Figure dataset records
§
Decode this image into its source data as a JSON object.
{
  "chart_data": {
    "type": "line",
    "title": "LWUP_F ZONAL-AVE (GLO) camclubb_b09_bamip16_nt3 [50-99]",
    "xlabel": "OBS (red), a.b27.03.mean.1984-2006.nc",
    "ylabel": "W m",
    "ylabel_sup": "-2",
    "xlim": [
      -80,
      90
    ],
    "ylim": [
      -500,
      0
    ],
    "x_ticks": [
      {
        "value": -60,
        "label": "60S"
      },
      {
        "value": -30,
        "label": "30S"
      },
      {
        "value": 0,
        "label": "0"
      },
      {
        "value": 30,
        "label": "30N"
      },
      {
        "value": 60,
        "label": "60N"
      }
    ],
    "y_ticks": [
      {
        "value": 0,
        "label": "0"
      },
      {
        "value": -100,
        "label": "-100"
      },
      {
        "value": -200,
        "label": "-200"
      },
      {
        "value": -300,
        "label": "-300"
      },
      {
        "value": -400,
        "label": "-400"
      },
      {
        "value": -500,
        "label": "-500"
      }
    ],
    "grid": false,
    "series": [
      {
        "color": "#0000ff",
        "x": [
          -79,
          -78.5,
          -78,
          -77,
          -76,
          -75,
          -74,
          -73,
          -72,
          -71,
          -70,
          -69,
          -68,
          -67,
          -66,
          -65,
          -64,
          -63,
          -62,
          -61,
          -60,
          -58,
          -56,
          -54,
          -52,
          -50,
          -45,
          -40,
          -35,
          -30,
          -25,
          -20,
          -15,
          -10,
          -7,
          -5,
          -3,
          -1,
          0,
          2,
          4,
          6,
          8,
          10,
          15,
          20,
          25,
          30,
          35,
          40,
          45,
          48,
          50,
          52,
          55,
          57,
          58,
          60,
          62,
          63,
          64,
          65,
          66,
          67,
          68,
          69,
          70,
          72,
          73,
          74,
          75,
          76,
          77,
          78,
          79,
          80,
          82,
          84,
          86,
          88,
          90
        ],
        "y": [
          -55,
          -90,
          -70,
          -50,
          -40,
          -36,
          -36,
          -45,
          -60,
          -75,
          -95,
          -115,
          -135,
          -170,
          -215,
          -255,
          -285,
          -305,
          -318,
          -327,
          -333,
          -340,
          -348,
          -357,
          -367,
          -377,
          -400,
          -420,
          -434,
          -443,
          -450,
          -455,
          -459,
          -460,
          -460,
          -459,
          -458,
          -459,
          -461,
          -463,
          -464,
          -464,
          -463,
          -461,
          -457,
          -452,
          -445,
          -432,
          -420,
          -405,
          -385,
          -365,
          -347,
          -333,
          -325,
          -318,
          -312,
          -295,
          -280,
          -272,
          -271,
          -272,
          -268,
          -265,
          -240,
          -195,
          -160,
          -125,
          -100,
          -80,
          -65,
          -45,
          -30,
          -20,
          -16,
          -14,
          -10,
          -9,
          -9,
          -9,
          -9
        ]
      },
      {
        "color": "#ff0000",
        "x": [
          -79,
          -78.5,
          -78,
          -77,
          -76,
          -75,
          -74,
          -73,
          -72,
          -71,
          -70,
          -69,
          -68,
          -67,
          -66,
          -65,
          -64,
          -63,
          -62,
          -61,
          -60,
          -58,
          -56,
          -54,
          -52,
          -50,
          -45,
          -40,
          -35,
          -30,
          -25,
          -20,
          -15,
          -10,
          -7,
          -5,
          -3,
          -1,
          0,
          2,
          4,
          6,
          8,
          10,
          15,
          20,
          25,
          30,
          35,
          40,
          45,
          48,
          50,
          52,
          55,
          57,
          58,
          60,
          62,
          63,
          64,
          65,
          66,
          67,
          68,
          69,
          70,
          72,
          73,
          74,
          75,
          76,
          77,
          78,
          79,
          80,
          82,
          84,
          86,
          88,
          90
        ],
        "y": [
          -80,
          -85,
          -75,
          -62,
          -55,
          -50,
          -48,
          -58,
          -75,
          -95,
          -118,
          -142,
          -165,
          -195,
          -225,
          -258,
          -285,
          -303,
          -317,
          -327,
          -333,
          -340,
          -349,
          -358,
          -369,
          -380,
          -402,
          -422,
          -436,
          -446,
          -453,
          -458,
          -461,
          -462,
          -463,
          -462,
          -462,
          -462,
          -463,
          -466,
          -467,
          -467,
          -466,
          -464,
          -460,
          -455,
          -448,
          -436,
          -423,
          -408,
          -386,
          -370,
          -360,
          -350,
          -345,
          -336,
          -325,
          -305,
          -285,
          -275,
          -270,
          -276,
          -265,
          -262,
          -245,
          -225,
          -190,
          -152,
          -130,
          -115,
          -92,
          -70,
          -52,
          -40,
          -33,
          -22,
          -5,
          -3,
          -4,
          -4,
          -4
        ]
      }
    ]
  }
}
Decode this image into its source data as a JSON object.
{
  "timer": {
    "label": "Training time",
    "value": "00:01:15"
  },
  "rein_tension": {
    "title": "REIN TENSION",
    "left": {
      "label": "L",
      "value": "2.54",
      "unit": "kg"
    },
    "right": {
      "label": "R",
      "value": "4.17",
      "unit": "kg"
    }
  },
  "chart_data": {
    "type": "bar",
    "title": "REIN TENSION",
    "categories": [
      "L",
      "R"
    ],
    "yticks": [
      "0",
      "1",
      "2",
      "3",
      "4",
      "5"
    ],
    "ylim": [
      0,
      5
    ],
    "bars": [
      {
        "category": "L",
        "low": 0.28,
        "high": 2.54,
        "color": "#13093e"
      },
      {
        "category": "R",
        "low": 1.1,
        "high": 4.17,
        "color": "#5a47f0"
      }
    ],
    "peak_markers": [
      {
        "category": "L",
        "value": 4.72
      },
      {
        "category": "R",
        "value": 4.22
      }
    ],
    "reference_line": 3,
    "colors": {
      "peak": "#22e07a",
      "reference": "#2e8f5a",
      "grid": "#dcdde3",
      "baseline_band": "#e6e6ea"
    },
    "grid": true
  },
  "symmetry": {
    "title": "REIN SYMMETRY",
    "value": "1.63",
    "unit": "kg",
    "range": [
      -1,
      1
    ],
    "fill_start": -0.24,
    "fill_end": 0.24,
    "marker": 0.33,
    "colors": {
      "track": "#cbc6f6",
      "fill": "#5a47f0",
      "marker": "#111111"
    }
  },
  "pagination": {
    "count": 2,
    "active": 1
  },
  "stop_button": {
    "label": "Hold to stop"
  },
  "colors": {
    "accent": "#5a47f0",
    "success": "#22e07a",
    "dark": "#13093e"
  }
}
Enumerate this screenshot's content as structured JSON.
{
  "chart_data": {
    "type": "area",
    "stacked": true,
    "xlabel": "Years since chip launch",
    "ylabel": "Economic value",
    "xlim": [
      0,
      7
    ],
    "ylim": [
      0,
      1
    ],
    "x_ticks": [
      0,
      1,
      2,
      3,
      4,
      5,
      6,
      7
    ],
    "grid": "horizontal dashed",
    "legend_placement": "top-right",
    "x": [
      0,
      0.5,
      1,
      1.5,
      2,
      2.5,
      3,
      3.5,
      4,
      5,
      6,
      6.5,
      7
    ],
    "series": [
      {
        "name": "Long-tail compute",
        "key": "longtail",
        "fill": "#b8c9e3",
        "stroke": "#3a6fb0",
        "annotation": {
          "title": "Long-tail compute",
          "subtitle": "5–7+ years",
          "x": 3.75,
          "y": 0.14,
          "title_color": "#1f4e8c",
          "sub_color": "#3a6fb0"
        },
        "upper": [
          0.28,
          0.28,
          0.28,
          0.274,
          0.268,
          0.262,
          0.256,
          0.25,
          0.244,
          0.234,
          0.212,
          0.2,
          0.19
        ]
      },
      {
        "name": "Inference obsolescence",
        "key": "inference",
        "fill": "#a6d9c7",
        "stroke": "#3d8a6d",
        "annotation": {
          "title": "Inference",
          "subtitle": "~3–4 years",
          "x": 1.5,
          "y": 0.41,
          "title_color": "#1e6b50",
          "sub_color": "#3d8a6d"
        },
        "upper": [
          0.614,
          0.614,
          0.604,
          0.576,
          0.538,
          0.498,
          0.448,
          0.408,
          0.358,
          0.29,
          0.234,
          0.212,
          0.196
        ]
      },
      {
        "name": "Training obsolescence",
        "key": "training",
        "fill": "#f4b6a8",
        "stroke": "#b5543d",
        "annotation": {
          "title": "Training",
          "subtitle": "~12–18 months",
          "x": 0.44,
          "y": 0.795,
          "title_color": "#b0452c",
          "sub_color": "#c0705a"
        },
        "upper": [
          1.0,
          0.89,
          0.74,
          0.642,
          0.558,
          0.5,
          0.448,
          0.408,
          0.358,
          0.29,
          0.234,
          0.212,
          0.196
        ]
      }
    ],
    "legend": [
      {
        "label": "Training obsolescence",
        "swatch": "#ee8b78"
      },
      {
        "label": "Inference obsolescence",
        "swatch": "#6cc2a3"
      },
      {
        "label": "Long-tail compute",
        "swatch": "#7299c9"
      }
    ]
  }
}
§
Instruction — Pull every line containing the word "stroke" out of the material and copy it.

Reply —
        "stroke": "#3a6fb0",
        "stroke": "#3d8a6d",
        "stroke": "#b5543d",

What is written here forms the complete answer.